Written exercise:
Below are the records. Gather each line that holds "arrow".

Provided information:
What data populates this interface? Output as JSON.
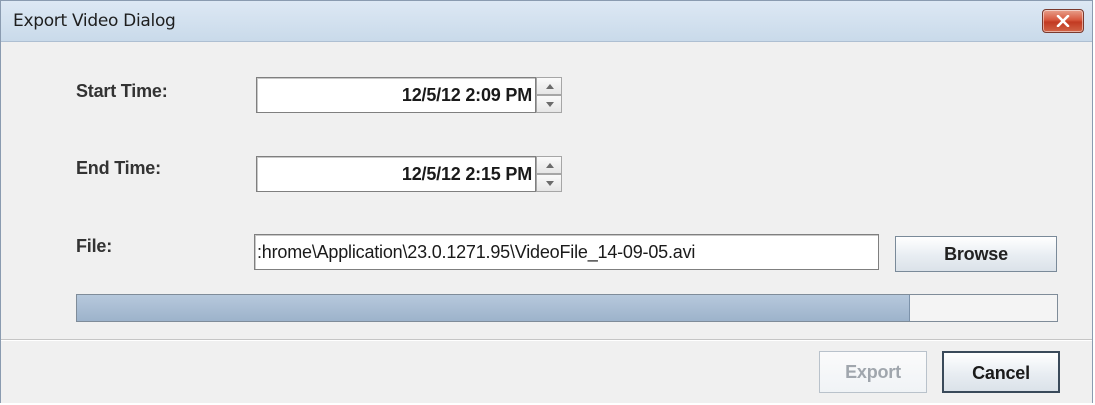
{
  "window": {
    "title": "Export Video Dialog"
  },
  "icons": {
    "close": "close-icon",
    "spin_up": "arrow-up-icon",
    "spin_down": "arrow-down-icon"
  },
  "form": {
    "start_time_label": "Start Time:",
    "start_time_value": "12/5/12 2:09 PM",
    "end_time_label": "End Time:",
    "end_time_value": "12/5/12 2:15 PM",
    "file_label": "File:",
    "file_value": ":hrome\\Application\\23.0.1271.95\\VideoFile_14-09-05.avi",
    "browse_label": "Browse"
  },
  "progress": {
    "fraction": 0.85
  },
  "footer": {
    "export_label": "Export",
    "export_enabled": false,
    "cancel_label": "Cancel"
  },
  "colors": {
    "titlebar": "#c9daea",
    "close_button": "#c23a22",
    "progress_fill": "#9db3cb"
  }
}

* * *

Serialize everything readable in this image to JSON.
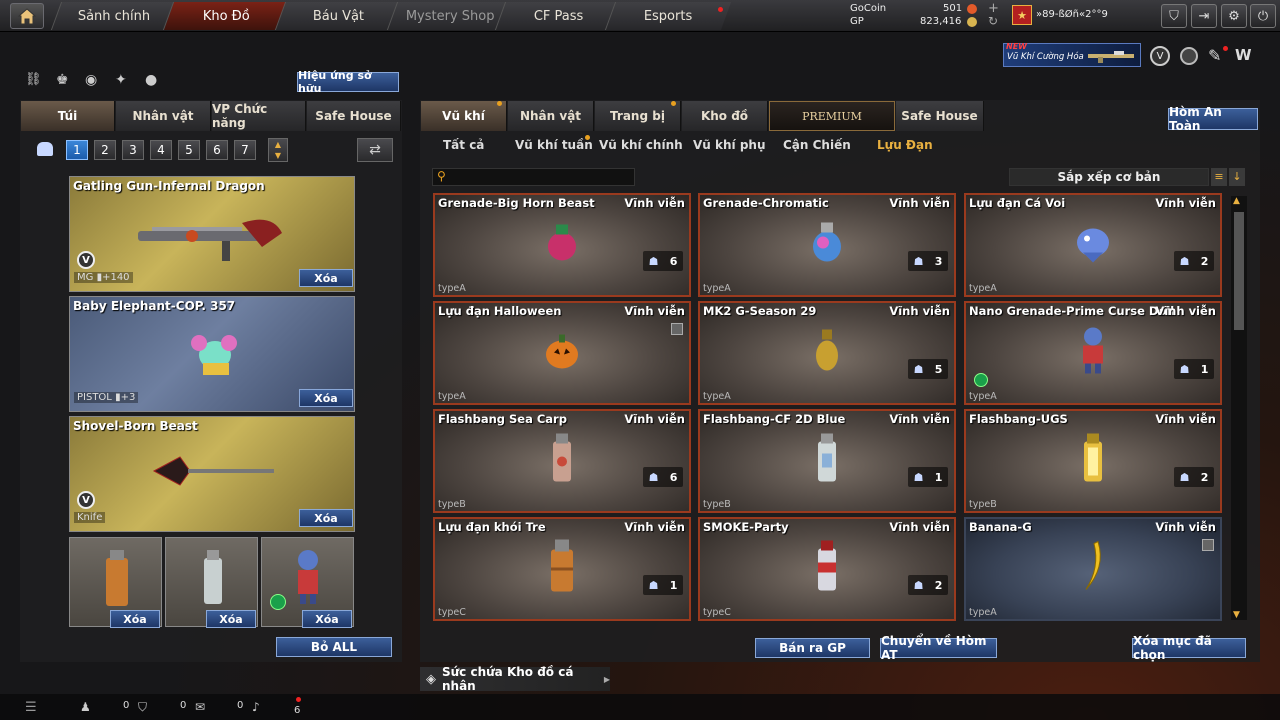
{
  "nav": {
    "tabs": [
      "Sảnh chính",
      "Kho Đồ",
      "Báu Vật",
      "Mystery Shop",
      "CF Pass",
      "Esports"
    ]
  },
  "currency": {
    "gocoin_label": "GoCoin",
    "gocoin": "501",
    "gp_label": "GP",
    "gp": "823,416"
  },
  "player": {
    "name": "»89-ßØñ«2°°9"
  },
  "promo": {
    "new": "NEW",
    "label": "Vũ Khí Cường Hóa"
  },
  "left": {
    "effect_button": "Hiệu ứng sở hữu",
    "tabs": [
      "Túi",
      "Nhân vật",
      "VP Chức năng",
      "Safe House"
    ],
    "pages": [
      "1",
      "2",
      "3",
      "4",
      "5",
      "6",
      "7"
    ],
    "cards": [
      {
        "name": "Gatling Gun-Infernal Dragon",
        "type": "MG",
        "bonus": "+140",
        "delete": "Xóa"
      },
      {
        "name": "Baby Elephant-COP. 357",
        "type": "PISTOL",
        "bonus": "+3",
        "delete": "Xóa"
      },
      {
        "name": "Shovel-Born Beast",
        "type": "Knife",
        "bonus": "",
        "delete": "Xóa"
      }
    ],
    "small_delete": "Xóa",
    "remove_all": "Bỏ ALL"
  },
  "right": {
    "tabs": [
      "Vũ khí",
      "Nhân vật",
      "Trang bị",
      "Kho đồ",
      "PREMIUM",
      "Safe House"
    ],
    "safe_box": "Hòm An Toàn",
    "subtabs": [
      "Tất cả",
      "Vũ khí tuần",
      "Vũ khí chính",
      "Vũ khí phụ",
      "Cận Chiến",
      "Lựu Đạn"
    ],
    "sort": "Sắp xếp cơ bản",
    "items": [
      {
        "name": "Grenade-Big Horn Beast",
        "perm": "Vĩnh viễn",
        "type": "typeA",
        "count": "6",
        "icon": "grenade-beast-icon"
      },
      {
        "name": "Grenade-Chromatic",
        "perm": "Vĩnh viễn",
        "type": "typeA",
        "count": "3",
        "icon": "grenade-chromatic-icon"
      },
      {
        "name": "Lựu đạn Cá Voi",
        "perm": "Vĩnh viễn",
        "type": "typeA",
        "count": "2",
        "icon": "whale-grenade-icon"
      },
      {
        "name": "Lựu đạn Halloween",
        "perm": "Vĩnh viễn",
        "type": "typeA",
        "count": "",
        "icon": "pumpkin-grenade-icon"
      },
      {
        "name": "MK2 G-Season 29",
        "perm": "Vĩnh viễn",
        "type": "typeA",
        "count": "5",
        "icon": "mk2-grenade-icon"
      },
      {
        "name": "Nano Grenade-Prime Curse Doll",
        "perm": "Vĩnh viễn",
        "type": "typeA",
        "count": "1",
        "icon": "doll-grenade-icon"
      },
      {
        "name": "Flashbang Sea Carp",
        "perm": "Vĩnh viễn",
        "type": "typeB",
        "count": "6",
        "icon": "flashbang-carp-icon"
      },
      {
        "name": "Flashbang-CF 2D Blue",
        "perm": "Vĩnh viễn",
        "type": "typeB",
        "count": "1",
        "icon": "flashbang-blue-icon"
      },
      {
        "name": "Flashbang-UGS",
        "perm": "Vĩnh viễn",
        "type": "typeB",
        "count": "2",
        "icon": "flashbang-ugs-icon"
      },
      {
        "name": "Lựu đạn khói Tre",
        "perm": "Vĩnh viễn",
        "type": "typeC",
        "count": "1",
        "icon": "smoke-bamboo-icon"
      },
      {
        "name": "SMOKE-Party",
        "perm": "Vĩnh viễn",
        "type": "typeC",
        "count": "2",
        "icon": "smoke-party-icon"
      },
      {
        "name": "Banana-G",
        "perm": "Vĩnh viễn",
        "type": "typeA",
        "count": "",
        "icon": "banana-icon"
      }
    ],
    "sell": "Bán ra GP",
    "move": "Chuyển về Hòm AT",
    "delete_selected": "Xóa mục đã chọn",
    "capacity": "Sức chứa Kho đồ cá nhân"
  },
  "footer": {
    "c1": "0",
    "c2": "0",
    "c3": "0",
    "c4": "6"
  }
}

Problem solution:
    "spin_up": "arrow-up-icon",
    "spin_down": "arrow-down-icon"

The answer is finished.